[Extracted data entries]
┏━━

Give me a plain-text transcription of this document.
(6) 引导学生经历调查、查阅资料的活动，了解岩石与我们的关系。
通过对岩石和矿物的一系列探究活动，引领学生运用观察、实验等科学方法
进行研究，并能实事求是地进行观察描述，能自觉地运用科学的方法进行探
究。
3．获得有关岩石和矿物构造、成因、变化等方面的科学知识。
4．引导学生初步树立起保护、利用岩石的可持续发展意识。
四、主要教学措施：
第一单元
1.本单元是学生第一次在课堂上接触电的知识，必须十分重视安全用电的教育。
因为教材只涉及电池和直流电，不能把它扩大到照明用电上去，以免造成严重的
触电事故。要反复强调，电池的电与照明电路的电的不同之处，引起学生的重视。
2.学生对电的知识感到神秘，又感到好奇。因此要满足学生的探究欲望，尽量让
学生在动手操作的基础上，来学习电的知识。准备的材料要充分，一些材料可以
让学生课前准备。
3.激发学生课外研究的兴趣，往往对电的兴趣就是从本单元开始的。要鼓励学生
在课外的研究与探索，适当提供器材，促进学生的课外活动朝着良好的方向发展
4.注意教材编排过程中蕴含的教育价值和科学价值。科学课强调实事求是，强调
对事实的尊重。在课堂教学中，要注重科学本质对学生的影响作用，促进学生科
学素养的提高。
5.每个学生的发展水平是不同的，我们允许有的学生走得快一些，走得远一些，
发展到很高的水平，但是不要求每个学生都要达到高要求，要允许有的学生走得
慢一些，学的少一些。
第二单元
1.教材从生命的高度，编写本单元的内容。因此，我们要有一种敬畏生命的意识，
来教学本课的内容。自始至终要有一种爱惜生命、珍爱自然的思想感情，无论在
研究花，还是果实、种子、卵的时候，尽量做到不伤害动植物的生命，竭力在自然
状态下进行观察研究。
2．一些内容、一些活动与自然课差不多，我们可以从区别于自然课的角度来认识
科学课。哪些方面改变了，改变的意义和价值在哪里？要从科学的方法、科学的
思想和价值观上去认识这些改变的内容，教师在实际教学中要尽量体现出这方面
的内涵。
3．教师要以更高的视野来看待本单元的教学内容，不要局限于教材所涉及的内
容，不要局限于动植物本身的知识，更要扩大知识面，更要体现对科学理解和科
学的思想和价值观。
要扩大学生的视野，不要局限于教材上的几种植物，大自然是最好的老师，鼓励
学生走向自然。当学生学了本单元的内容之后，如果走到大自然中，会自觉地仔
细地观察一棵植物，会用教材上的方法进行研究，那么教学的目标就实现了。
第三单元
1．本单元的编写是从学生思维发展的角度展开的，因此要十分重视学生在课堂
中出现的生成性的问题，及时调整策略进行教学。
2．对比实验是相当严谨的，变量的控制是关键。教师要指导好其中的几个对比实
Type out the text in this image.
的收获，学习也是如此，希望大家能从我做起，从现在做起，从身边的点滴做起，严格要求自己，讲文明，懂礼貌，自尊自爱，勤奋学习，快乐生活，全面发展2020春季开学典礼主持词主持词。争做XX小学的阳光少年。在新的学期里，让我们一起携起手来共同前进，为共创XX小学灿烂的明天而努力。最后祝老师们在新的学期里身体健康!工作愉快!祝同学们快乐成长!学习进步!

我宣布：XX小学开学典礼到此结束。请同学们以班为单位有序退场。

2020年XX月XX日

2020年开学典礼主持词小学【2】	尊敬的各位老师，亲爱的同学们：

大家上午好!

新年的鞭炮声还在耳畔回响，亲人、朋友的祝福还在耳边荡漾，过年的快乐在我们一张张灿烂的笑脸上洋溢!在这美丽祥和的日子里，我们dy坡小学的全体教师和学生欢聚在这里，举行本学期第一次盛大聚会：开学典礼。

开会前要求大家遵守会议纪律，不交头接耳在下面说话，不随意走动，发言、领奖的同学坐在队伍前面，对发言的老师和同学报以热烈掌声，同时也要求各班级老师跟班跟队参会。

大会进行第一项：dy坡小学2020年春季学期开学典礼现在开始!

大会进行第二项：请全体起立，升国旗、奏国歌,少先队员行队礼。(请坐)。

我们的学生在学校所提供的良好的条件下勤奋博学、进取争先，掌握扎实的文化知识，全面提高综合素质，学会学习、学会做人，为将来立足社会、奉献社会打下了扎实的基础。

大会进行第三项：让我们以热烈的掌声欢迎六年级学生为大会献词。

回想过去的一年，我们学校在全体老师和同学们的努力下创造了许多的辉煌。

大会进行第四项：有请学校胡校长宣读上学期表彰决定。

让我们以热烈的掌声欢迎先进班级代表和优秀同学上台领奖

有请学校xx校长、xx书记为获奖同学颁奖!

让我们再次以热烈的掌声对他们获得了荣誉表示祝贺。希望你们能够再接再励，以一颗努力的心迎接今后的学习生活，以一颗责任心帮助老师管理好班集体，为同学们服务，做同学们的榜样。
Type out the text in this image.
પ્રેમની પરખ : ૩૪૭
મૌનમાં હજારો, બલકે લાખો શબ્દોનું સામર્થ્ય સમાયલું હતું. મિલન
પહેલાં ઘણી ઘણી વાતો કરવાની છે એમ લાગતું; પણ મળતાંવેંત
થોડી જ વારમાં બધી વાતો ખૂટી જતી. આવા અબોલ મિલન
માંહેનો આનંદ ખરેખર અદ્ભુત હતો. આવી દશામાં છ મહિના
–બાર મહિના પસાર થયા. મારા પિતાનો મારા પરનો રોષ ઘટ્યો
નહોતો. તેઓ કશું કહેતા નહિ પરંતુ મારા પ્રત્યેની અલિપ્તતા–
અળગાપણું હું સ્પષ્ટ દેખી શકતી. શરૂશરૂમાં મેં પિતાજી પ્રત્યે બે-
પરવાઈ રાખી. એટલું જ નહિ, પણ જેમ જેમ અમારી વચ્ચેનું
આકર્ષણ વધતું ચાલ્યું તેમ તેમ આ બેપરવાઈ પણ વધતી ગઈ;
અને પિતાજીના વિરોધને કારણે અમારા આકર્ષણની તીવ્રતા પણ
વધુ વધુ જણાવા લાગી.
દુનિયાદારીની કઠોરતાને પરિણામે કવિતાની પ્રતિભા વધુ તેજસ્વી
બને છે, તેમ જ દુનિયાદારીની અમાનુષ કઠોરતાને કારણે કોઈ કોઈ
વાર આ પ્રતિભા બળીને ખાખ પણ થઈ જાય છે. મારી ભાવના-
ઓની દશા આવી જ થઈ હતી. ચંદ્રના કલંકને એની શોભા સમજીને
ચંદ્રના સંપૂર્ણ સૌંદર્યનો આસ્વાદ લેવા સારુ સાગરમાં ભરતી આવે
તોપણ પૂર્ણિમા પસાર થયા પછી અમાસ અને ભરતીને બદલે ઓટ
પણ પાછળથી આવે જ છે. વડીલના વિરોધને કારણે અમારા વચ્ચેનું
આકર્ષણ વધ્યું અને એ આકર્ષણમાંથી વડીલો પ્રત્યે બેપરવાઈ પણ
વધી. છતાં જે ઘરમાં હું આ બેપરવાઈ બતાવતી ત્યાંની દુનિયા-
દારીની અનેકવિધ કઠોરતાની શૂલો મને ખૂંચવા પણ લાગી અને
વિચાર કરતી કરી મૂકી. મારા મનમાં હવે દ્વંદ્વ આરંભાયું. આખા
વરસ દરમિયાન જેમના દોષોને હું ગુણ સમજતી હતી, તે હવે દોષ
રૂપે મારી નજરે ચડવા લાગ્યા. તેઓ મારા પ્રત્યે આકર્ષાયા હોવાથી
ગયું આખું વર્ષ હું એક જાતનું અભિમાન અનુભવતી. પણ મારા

┗━━

● Stated exercise
Please output the entries above, every line exactly as it reads.

● Solution for this task
Give me a plain-text transcription of this document.
(6) 引导学生经历调查、查阅资料的活动，了解岩石与我们的关系。
通过对岩石和矿物的一系列探究活动，引领学生运用观察、实验等科学方法
进行研究，并能实事求是地进行观察描述，能自觉地运用科学的方法进行探
究。
3．获得有关岩石和矿物构造、成因、变化等方面的科学知识。
4．引导学生初步树立起保护、利用岩石的可持续发展意识。
四、主要教学措施：
第一单元
1.本单元是学生第一次在课堂上接触电的知识，必须十分重视安全用电的教育。
因为教材只涉及电池和直流电，不能把它扩大到照明用电上去，以免造成严重的
触电事故。要反复强调，电池的电与照明电路的电的不同之处，引起学生的重视。
2.学生对电的知识感到神秘，又感到好奇。因此要满足学生的探究欲望，尽量让
学生在动手操作的基础上，来学习电的知识。准备的材料要充分，一些材料可以
让学生课前准备。
3.激发学生课外研究的兴趣，往往对电的兴趣就是从本单元开始的。要鼓励学生
在课外的研究与探索，适当提供器材，促进学生的课外活动朝着良好的方向发展
4.注意教材编排过程中蕴含的教育价值和科学价值。科学课强调实事求是，强调
对事实的尊重。在课堂教学中，要注重科学本质对学生的影响作用，促进学生科
学素养的提高。
5.每个学生的发展水平是不同的，我们允许有的学生走得快一些，走得远一些，
发展到很高的水平，但是不要求每个学生都要达到高要求，要允许有的学生走得
慢一些，学的少一些。
第二单元
1.教材从生命的高度，编写本单元的内容。因此，我们要有一种敬畏生命的意识，
来教学本课的内容。自始至终要有一种爱惜生命、珍爱自然的思想感情，无论在
研究花，还是果实、种子、卵的时候，尽量做到不伤害动植物的生命，竭力在自然
状态下进行观察研究。
2．一些内容、一些活动与自然课差不多，我们可以从区别于自然课的角度来认识
科学课。哪些方面改变了，改变的意义和价值在哪里？要从科学的方法、科学的
思想和价值观上去认识这些改变的内容，教师在实际教学中要尽量体现出这方面
的内涵。
3．教师要以更高的视野来看待本单元的教学内容，不要局限于教材所涉及的内
容，不要局限于动植物本身的知识，更要扩大知识面，更要体现对科学理解和科
学的思想和价值观。
要扩大学生的视野，不要局限于教材上的几种植物，大自然是最好的老师，鼓励
学生走向自然。当学生学了本单元的内容之后，如果走到大自然中，会自觉地仔
细地观察一棵植物，会用教材上的方法进行研究，那么教学的目标就实现了。
第三单元
1．本单元的编写是从学生思维发展的角度展开的，因此要十分重视学生在课堂
中出现的生成性的问题，及时调整策略进行教学。
2．对比实验是相当严谨的，变量的控制是关键。教师要指导好其中的几个对比实
Type out the text in this image.
的收获，学习也是如此，希望大家能从我做起，从现在做起，从身边的点滴做起，严格要求自己，讲文明，懂礼貌，自尊自爱，勤奋学习，快乐生活，全面发展2020春季开学典礼主持词主持词。争做XX小学的阳光少年。在新的学期里，让我们一起携起手来共同前进，为共创XX小学灿烂的明天而努力。最后祝老师们在新的学期里身体健康!工作愉快!祝同学们快乐成长!学习进步!

我宣布：XX小学开学典礼到此结束。请同学们以班为单位有序退场。

2020年XX月XX日

2020年开学典礼主持词小学【2】	尊敬的各位老师，亲爱的同学们：

大家上午好!

新年的鞭炮声还在耳畔回响，亲人、朋友的祝福还在耳边荡漾，过年的快乐在我们一张张灿烂的笑脸上洋溢!在这美丽祥和的日子里，我们dy坡小学的全体教师和学生欢聚在这里，举行本学期第一次盛大聚会：开学典礼。

开会前要求大家遵守会议纪律，不交头接耳在下面说话，不随意走动，发言、领奖的同学坐在队伍前面，对发言的老师和同学报以热烈掌声，同时也要求各班级老师跟班跟队参会。

大会进行第一项：dy坡小学2020年春季学期开学典礼现在开始!

大会进行第二项：请全体起立，升国旗、奏国歌,少先队员行队礼。(请坐)。

我们的学生在学校所提供的良好的条件下勤奋博学、进取争先，掌握扎实的文化知识，全面提高综合素质，学会学习、学会做人，为将来立足社会、奉献社会打下了扎实的基础。

大会进行第三项：让我们以热烈的掌声欢迎六年级学生为大会献词。

回想过去的一年，我们学校在全体老师和同学们的努力下创造了许多的辉煌。

大会进行第四项：有请学校胡校长宣读上学期表彰决定。

让我们以热烈的掌声欢迎先进班级代表和优秀同学上台领奖

有请学校xx校长、xx书记为获奖同学颁奖!

让我们再次以热烈的掌声对他们获得了荣誉表示祝贺。希望你们能够再接再励，以一颗努力的心迎接今后的学习生活，以一颗责任心帮助老师管理好班集体，为同学们服务，做同学们的榜样。
Type out the text in this image.
પ્રેમની પરખ : ૩૪૭
મૌનમાં હજારો, બલકે લાખો શબ્દોનું સામર્થ્ય સમાયલું હતું. મિલન
પહેલાં ઘણી ઘણી વાતો કરવાની છે એમ લાગતું; પણ મળતાંવેંત
થોડી જ વારમાં બધી વાતો ખૂટી જતી. આવા અબોલ મિલન
માંહેનો આનંદ ખરેખર અદ્ભુત હતો. આવી દશામાં છ મહિના
–બાર મહિના પસાર થયા. મારા પિતાનો મારા પરનો રોષ ઘટ્યો
નહોતો. તેઓ કશું કહેતા નહિ પરંતુ મારા પ્રત્યેની અલિપ્તતા–
અળગાપણું હું સ્પષ્ટ દેખી શકતી. શરૂશરૂમાં મેં પિતાજી પ્રત્યે બે-
પરવાઈ રાખી. એટલું જ નહિ, પણ જેમ જેમ અમારી વચ્ચેનું
આકર્ષણ વધતું ચાલ્યું તેમ તેમ આ બેપરવાઈ પણ વધતી ગઈ;
અને પિતાજીના વિરોધને કારણે અમારા આકર્ષણની તીવ્રતા પણ
વધુ વધુ જણાવા લાગી.
દુનિયાદારીની કઠોરતાને પરિણામે કવિતાની પ્રતિભા વધુ તેજસ્વી
બને છે, તેમ જ દુનિયાદારીની અમાનુષ કઠોરતાને કારણે કોઈ કોઈ
વાર આ પ્રતિભા બળીને ખાખ પણ થઈ જાય છે. મારી ભાવના-
ઓની દશા આવી જ થઈ હતી. ચંદ્રના કલંકને એની શોભા સમજીને
ચંદ્રના સંપૂર્ણ સૌંદર્યનો આસ્વાદ લેવા સારુ સાગરમાં ભરતી આવે
તોપણ પૂર્ણિમા પસાર થયા પછી અમાસ અને ભરતીને બદલે ઓટ
પણ પાછળથી આવે જ છે. વડીલના વિરોધને કારણે અમારા વચ્ચેનું
આકર્ષણ વધ્યું અને એ આકર્ષણમાંથી વડીલો પ્રત્યે બેપરવાઈ પણ
વધી. છતાં જે ઘરમાં હું આ બેપરવાઈ બતાવતી ત્યાંની દુનિયા-
દારીની અનેકવિધ કઠોરતાની શૂલો મને ખૂંચવા પણ લાગી અને
વિચાર કરતી કરી મૂકી. મારા મનમાં હવે દ્વંદ્વ આરંભાયું. આખા
વરસ દરમિયાન જેમના દોષોને હું ગુણ સમજતી હતી, તે હવે દોષ
રૂપે મારી નજરે ચડવા લાગ્યા. તેઓ મારા પ્રત્યે આકર્ષાયા હોવાથી
ગયું આખું વર્ષ હું એક જાતનું અભિમાન અનુભવતી. પણ મારા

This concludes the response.